= Material provided =
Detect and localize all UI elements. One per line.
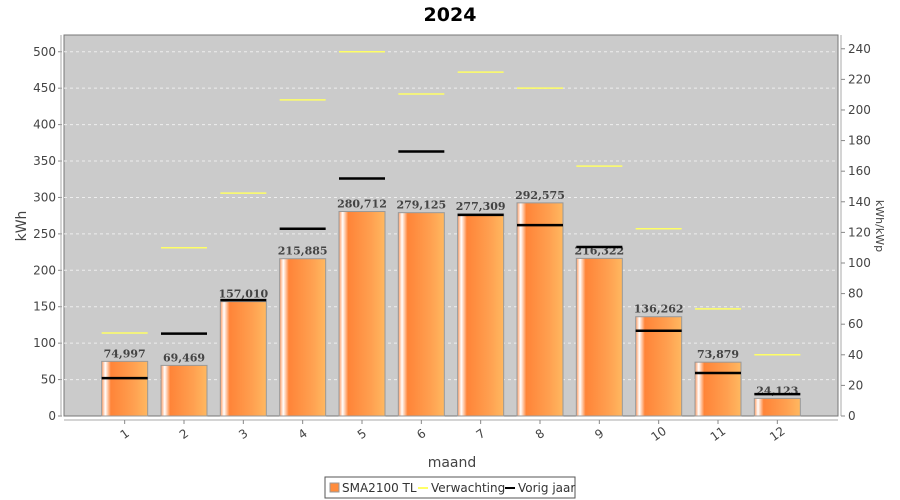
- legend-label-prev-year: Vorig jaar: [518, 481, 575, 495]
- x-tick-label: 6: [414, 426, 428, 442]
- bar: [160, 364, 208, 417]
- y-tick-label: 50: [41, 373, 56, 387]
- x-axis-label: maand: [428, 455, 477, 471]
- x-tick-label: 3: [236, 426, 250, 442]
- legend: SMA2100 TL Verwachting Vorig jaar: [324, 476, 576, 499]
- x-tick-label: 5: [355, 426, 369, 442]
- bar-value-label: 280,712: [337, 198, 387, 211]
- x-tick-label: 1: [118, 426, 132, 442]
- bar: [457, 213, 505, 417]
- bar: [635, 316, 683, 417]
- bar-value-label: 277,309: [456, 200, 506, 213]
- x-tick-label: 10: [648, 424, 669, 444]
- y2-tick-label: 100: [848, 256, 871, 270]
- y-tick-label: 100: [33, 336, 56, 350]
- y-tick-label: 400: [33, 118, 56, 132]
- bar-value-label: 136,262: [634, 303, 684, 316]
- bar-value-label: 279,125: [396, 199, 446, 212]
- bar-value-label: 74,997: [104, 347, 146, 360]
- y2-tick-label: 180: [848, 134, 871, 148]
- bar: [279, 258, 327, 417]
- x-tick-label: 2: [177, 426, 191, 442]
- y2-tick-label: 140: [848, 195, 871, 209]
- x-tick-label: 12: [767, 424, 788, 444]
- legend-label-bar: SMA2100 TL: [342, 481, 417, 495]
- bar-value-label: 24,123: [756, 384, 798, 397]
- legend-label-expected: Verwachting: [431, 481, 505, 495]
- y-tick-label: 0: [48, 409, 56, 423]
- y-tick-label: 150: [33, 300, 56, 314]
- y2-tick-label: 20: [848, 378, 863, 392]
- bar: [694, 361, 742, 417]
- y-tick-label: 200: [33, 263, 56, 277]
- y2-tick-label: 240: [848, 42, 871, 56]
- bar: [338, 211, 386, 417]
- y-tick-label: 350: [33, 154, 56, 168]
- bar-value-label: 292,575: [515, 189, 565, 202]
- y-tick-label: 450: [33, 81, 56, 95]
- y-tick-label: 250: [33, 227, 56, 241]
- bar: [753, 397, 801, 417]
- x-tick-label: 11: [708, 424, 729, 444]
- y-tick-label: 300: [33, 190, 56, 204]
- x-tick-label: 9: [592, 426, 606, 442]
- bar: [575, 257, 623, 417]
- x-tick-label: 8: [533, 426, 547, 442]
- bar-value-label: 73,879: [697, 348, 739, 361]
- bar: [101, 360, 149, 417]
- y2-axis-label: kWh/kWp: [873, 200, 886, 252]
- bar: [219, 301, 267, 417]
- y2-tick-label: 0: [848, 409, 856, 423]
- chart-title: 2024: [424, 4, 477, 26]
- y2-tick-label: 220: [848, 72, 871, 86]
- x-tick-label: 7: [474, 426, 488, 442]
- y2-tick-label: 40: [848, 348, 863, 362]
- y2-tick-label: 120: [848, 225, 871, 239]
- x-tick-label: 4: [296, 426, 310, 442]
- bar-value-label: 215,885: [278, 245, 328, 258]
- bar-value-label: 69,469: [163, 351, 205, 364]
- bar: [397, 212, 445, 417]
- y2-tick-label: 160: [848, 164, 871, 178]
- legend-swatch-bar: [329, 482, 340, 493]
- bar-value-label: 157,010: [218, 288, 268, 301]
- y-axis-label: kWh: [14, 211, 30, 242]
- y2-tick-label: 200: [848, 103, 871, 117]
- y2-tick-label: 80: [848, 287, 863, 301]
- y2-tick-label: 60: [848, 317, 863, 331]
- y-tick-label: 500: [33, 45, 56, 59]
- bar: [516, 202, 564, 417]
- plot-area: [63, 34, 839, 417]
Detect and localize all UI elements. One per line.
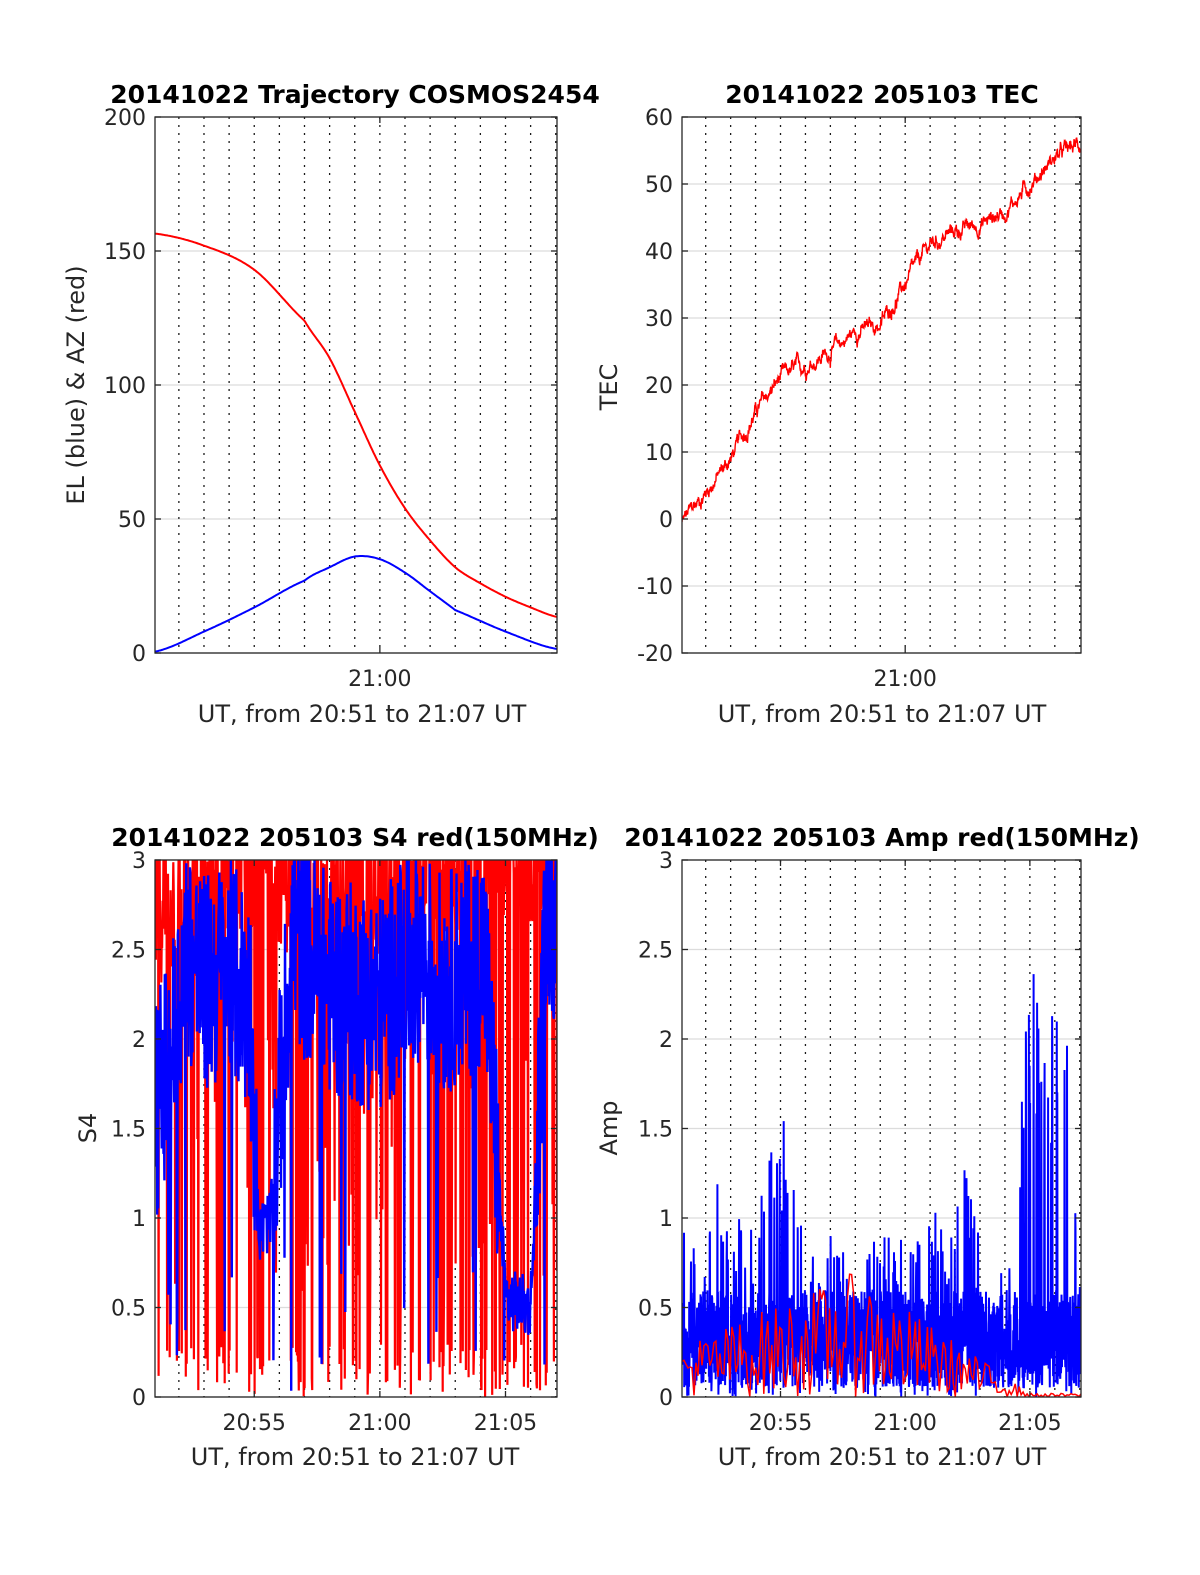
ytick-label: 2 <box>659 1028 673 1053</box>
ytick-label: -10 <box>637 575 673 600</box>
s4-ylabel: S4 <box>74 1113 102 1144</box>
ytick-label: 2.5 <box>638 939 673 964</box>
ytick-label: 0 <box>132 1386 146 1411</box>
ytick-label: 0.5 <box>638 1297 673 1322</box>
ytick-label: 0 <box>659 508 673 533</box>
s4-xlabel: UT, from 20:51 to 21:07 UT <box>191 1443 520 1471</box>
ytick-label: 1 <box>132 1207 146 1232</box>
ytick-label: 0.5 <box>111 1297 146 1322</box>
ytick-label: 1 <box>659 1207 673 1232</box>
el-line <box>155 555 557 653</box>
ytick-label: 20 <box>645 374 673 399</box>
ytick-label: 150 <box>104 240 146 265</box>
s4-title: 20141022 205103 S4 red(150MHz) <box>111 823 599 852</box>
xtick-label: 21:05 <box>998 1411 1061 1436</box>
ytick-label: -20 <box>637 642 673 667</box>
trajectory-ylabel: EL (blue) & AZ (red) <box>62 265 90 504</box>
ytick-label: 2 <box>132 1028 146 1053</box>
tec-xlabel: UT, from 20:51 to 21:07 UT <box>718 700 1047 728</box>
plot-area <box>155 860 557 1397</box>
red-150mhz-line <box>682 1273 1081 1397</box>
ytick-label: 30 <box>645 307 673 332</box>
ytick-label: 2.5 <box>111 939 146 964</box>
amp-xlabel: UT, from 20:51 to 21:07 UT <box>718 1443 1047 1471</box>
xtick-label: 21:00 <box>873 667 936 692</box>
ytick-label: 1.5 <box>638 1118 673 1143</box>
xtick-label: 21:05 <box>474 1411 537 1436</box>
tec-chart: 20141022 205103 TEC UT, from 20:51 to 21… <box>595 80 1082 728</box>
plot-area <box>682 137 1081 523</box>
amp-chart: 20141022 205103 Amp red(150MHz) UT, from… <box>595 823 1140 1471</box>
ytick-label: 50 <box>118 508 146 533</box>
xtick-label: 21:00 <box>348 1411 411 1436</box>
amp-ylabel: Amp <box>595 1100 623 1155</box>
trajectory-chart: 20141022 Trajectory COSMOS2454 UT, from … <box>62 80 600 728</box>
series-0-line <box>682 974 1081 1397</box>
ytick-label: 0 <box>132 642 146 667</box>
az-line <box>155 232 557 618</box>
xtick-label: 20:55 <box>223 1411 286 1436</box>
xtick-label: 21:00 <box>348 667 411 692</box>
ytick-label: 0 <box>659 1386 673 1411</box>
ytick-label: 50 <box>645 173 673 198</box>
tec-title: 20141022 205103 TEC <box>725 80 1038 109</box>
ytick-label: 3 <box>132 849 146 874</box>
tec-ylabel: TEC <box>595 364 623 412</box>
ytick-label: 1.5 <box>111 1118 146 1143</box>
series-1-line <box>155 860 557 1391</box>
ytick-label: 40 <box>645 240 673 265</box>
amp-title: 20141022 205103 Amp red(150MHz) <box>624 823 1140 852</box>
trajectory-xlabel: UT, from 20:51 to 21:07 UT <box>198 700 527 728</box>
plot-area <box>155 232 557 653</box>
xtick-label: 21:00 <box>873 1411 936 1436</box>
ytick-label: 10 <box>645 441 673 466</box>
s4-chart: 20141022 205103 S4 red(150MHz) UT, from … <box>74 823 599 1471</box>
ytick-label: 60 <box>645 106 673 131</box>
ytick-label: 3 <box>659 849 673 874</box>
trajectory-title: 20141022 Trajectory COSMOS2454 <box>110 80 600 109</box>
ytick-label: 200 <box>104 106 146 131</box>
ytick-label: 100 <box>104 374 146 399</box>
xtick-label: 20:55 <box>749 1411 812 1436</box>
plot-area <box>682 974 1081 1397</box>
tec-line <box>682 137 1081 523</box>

= Your task =
Repeat the data lines verbatim, starting at the line with "- legend-label-prev-year: Vorig" and ending at the line with "- x-tick-label: 5: [355, 426, 369, 442]", including both of those lines.

= The output =
- legend-label-prev-year: Vorig jaar: [518, 481, 575, 495]
- x-tick-label: 6: [414, 426, 428, 442]
- bar: [160, 364, 208, 417]
- y-tick-label: 50: [41, 373, 56, 387]
- x-axis-label: maand: [428, 455, 477, 471]
- x-tick-label: 3: [236, 426, 250, 442]
- legend: SMA2100 TL Verwachting Vorig jaar: [324, 476, 576, 499]
- x-tick-label: 5: [355, 426, 369, 442]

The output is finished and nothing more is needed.